(Rows from a figure dataset)
>> start

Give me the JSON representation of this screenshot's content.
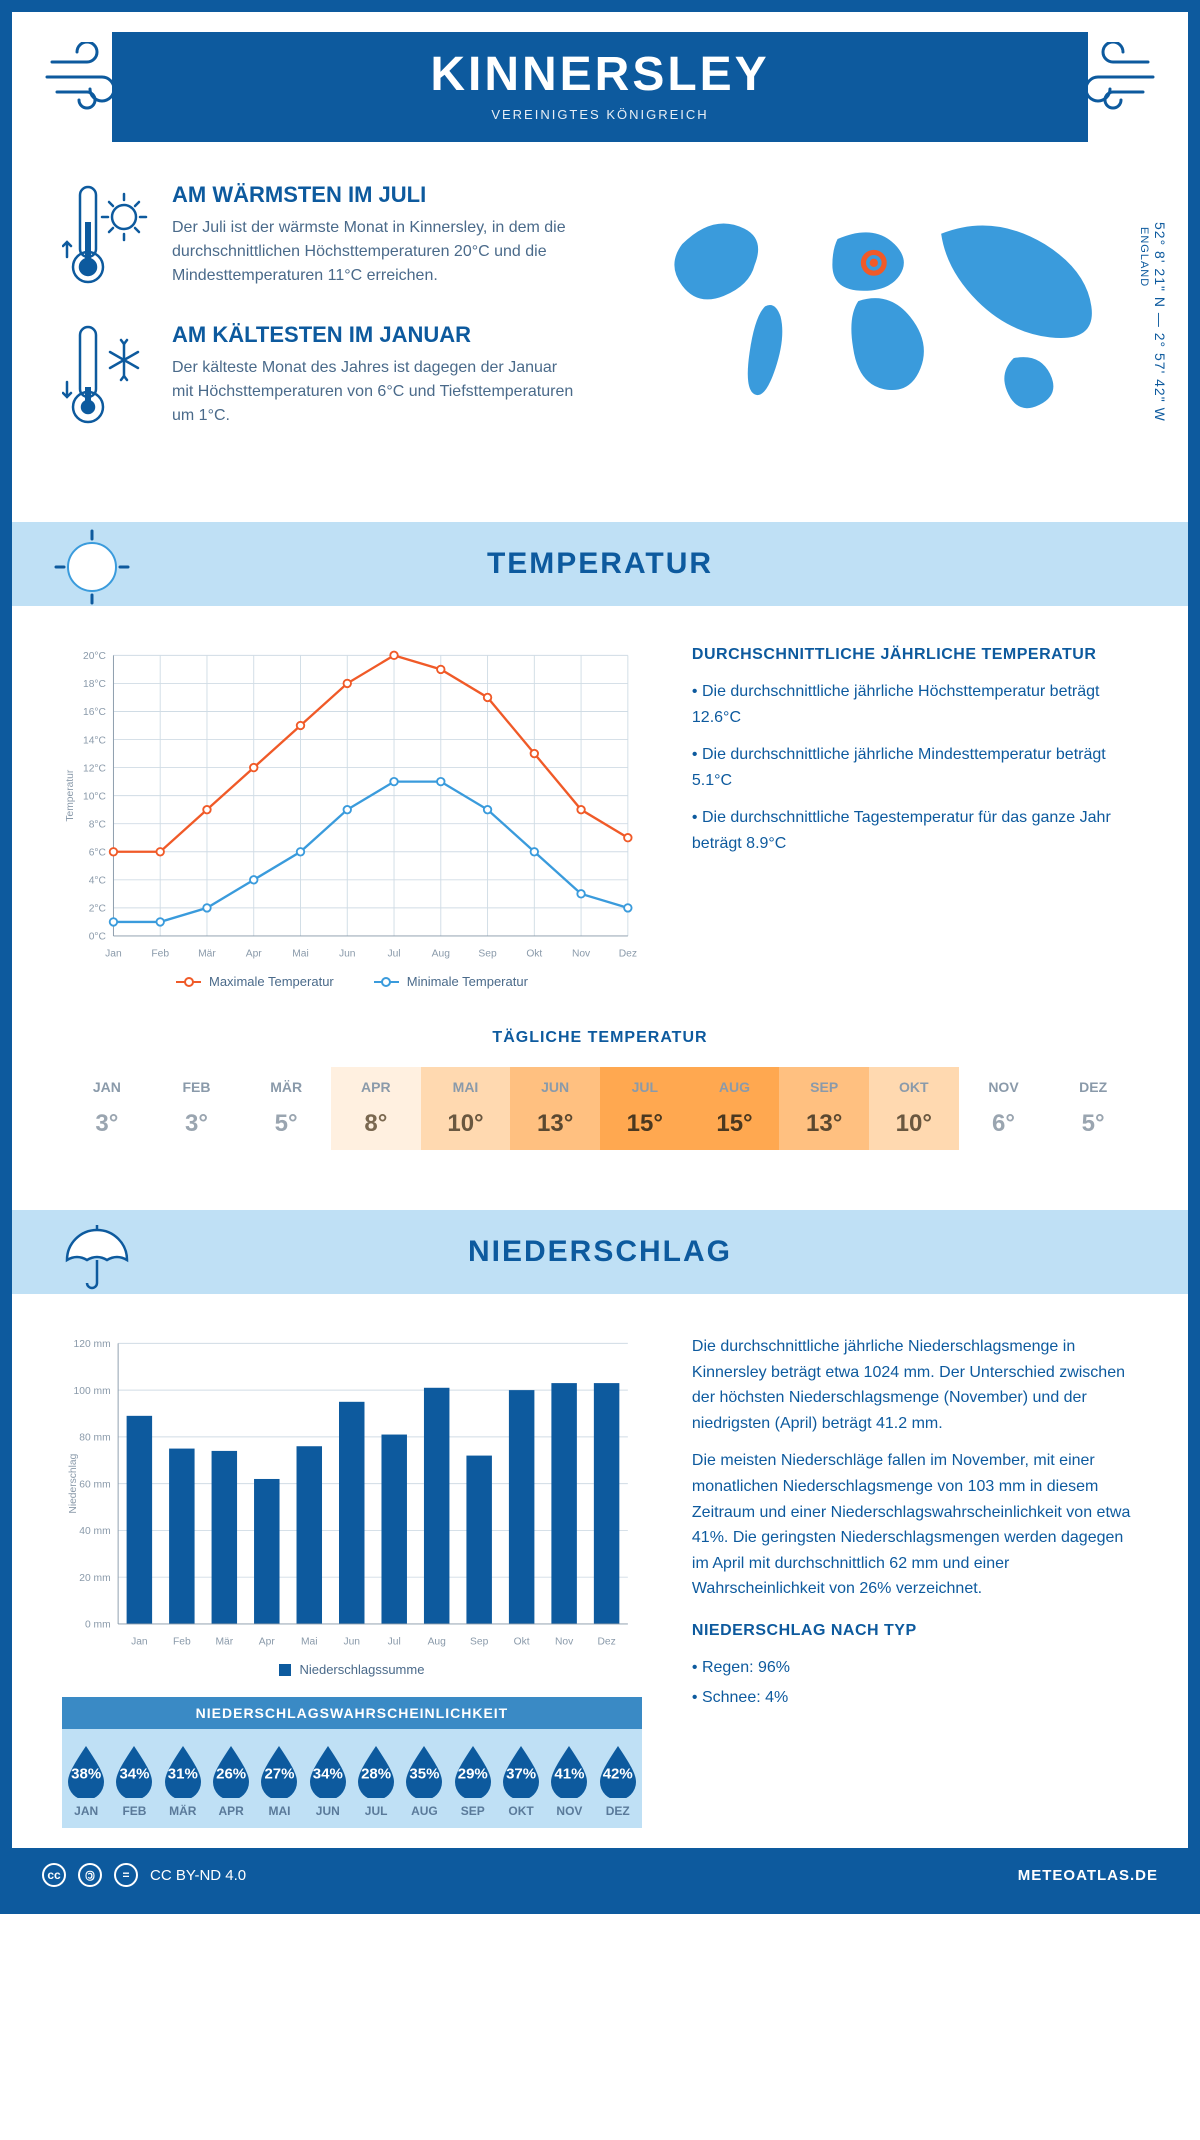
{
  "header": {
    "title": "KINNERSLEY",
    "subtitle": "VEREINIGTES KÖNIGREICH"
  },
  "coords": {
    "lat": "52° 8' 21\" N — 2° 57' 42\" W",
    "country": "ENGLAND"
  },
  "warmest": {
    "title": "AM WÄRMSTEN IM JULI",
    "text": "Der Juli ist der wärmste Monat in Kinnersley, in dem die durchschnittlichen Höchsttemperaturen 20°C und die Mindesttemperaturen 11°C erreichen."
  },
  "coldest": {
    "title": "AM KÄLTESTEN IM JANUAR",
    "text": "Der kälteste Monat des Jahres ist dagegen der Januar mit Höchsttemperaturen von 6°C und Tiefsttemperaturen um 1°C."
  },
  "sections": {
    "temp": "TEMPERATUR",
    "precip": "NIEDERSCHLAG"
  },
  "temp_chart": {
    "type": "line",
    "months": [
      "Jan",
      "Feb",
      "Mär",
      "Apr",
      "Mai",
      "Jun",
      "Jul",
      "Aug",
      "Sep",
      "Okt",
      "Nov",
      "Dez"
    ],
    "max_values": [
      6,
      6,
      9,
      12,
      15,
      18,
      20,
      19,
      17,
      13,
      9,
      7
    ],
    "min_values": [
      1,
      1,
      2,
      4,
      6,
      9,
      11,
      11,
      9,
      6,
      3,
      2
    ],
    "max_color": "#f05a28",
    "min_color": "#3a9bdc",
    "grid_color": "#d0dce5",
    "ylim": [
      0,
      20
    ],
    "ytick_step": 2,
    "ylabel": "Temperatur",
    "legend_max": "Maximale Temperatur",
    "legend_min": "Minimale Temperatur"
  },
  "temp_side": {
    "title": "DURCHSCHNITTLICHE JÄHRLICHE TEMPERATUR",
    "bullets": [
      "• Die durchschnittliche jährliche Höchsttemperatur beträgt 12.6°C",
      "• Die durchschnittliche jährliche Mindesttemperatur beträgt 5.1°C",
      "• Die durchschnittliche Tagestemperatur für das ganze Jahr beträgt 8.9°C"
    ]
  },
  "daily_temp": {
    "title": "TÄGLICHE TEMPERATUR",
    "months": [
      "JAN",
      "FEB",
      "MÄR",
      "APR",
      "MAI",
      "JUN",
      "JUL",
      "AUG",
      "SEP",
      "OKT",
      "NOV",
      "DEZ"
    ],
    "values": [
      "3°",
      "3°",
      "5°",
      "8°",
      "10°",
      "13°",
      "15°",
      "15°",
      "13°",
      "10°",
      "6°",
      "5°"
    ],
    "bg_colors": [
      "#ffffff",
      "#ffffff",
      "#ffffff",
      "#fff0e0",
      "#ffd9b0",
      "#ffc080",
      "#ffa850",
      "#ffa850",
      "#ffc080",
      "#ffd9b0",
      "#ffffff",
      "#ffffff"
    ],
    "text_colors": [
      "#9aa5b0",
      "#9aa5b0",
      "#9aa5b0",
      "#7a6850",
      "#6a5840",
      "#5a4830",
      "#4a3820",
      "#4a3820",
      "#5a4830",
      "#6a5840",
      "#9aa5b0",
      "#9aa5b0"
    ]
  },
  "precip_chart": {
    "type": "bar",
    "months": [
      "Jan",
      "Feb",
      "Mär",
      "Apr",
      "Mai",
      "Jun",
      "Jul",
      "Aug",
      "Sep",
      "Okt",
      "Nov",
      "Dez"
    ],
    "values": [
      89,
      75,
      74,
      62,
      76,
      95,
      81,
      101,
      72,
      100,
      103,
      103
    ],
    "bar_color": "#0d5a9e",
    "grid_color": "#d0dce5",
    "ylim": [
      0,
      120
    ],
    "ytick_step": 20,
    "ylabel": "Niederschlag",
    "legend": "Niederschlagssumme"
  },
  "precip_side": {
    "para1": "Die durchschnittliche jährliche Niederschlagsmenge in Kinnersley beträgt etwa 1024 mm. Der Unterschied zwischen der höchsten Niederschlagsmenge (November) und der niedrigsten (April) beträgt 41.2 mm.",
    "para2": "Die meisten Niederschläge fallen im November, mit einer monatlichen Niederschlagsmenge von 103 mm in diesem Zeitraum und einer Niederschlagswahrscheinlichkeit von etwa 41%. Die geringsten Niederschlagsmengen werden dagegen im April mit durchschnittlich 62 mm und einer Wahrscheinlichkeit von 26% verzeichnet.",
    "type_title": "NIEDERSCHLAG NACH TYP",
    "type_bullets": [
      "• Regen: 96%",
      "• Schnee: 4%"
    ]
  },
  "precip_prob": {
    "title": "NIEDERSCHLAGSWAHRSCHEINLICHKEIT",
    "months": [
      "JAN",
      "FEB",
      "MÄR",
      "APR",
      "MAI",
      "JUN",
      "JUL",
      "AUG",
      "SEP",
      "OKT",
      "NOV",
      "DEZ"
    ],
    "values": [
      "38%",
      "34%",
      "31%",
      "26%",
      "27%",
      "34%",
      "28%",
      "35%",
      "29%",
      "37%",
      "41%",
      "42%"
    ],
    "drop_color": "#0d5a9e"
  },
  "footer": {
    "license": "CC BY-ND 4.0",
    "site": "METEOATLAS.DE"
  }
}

>> end

» **What the exercise asks**
Search the records for the word "November", then list every line that has it.

» **Answer for the task**
    "para1": "Die durchschnittliche jährliche Niederschlagsmenge in Kinnersley beträgt etwa 1024 mm. Der Unterschied zwischen der höchsten Niederschlagsmenge (November) und der niedrigsten (April) beträgt 41.2 mm.",
    "para2": "Die meisten Niederschläge fallen im November, mit einer monatlichen Niederschlagsmenge von 103 mm in diesem Zeitraum und einer Niederschlagswahrscheinlichkeit von etwa 41%. Die geringsten Niederschlagsmengen werden dagegen im April mit durchschnittlich 62 mm und einer Wahrscheinlichkeit von 26% verzeichnet.",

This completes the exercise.